- _The problem_: Could you reproduce the data verbatim, from its first line up to and including the line with "chevron-down-icon xyxy=(273,562,285,570)"?

┌──

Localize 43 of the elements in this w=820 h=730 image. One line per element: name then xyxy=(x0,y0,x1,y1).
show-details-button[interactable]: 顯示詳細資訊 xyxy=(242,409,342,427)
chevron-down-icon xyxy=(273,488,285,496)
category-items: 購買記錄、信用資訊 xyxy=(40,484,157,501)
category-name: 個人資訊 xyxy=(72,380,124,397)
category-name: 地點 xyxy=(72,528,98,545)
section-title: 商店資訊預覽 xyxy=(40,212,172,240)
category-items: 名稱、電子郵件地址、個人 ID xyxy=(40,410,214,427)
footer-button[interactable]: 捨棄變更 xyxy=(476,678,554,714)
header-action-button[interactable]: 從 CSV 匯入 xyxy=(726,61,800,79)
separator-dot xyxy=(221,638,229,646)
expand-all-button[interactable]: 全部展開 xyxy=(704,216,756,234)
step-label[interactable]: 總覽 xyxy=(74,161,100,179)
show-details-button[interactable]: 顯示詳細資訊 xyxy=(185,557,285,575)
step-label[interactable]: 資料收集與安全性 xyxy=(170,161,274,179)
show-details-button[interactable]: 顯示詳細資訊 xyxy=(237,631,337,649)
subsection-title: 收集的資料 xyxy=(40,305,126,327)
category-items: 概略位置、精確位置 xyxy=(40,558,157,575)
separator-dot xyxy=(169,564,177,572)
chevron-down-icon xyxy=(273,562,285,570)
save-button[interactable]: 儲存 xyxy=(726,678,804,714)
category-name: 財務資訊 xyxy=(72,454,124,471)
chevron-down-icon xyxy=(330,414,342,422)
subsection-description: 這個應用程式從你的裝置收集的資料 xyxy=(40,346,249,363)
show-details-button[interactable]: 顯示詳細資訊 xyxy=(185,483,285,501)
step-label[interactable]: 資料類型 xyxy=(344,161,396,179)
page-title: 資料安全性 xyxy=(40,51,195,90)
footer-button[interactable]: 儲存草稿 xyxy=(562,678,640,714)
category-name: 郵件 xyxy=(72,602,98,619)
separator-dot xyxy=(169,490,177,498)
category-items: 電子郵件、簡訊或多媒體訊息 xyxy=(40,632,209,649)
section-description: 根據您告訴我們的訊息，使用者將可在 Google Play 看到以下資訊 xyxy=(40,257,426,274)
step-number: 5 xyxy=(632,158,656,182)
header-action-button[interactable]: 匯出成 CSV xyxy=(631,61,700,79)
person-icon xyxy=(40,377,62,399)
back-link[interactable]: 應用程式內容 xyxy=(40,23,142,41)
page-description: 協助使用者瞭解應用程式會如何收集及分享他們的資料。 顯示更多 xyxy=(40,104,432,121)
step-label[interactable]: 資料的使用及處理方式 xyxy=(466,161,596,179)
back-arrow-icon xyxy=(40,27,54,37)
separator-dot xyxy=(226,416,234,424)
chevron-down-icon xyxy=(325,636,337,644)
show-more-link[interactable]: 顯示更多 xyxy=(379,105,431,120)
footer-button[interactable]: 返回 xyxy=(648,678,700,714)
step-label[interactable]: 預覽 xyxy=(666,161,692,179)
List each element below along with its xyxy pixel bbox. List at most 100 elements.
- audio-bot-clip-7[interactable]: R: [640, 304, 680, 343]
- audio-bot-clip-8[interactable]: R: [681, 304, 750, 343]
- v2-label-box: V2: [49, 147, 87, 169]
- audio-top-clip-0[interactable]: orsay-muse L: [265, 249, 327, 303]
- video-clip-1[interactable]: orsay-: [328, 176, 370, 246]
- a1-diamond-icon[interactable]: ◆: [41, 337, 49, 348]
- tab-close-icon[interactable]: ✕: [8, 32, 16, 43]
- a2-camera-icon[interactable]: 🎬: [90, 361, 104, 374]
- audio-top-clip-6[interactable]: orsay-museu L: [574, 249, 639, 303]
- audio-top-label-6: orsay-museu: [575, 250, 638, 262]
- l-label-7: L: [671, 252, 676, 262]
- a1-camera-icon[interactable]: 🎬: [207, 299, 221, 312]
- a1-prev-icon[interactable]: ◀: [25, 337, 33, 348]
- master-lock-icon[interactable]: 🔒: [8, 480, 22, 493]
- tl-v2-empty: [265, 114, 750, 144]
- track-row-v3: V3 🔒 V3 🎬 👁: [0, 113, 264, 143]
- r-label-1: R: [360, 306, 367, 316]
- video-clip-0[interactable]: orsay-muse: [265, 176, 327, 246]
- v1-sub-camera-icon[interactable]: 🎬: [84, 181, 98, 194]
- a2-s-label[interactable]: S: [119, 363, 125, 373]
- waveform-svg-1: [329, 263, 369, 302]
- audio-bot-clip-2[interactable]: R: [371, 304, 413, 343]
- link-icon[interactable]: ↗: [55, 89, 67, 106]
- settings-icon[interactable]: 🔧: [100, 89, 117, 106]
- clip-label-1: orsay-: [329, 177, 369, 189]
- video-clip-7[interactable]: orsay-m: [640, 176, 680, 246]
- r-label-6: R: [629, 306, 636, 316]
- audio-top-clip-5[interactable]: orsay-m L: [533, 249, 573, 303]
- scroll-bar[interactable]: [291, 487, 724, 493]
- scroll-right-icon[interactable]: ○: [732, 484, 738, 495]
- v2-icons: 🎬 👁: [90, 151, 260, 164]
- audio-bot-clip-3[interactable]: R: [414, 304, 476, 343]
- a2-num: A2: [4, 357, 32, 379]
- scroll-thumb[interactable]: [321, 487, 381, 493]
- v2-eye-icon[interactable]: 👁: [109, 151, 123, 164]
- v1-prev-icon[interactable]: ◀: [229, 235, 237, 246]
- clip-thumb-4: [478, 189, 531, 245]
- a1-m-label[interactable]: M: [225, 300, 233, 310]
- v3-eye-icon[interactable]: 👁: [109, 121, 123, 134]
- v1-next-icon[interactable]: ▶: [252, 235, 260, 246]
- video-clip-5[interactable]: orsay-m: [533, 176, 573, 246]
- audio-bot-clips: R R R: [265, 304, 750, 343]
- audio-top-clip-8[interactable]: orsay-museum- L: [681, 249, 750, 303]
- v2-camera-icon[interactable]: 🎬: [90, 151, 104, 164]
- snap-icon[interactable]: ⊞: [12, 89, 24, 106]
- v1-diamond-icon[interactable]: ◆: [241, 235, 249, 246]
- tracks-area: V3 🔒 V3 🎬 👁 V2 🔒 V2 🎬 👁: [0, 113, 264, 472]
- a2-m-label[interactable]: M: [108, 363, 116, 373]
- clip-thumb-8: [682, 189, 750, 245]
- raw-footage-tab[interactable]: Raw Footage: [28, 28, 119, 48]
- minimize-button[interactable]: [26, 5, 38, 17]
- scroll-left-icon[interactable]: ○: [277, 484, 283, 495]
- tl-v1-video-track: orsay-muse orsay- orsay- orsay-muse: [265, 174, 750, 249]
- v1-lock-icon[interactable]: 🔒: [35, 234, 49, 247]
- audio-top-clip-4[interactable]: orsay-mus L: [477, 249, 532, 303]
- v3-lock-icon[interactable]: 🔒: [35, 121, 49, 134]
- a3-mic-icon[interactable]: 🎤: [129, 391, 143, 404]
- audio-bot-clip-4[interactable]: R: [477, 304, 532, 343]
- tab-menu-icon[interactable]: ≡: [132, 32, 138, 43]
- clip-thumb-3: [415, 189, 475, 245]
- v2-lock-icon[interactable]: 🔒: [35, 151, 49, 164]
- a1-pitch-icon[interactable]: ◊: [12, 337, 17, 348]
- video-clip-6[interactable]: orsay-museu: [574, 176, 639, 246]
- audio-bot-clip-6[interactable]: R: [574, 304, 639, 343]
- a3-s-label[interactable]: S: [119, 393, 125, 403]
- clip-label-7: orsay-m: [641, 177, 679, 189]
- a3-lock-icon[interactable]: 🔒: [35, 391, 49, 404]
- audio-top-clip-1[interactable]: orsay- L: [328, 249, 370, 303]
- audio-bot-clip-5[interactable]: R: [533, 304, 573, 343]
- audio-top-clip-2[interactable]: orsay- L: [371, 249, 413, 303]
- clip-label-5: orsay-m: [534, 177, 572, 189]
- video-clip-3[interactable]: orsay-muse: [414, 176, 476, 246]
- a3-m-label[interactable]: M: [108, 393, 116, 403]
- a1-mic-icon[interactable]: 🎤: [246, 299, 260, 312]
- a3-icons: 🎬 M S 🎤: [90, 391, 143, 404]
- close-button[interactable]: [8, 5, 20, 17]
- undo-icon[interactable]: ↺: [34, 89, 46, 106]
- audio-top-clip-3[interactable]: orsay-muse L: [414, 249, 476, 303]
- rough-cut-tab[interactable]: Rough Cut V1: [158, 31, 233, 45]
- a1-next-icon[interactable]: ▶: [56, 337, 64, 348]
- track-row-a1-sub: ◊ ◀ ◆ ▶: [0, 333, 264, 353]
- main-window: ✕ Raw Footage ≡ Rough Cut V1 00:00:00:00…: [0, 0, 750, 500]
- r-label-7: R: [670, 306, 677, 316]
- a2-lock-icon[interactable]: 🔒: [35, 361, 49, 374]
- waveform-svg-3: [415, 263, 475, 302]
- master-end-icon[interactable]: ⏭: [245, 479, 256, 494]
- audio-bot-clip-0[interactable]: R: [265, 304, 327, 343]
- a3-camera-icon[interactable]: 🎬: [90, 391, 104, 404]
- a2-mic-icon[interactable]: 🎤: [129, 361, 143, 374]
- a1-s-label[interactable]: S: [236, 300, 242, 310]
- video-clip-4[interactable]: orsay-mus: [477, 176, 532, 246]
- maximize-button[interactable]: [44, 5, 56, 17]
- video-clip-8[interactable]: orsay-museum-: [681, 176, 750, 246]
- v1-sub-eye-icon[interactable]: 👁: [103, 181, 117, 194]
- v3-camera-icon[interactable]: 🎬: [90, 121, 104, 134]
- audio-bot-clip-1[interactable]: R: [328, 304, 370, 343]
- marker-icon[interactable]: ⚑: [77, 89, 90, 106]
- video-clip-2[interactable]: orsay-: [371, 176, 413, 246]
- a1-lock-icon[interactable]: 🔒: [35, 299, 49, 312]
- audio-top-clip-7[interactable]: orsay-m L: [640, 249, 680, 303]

└──

- _Exercise result_:
Localize 43 of the elements in this w=820 h=730 image. One line per element: name then xyxy=(x0,y0,x1,y1).
show-details-button[interactable]: 顯示詳細資訊 xyxy=(242,409,342,427)
chevron-down-icon xyxy=(273,488,285,496)
category-items: 購買記錄、信用資訊 xyxy=(40,484,157,501)
category-name: 個人資訊 xyxy=(72,380,124,397)
category-name: 地點 xyxy=(72,528,98,545)
section-title: 商店資訊預覽 xyxy=(40,212,172,240)
category-items: 名稱、電子郵件地址、個人 ID xyxy=(40,410,214,427)
footer-button[interactable]: 捨棄變更 xyxy=(476,678,554,714)
header-action-button[interactable]: 從 CSV 匯入 xyxy=(726,61,800,79)
separator-dot xyxy=(221,638,229,646)
expand-all-button[interactable]: 全部展開 xyxy=(704,216,756,234)
step-label[interactable]: 總覽 xyxy=(74,161,100,179)
show-details-button[interactable]: 顯示詳細資訊 xyxy=(185,557,285,575)
step-label[interactable]: 資料收集與安全性 xyxy=(170,161,274,179)
show-details-button[interactable]: 顯示詳細資訊 xyxy=(237,631,337,649)
subsection-title: 收集的資料 xyxy=(40,305,126,327)
category-items: 概略位置、精確位置 xyxy=(40,558,157,575)
separator-dot xyxy=(169,564,177,572)
chevron-down-icon xyxy=(273,562,285,570)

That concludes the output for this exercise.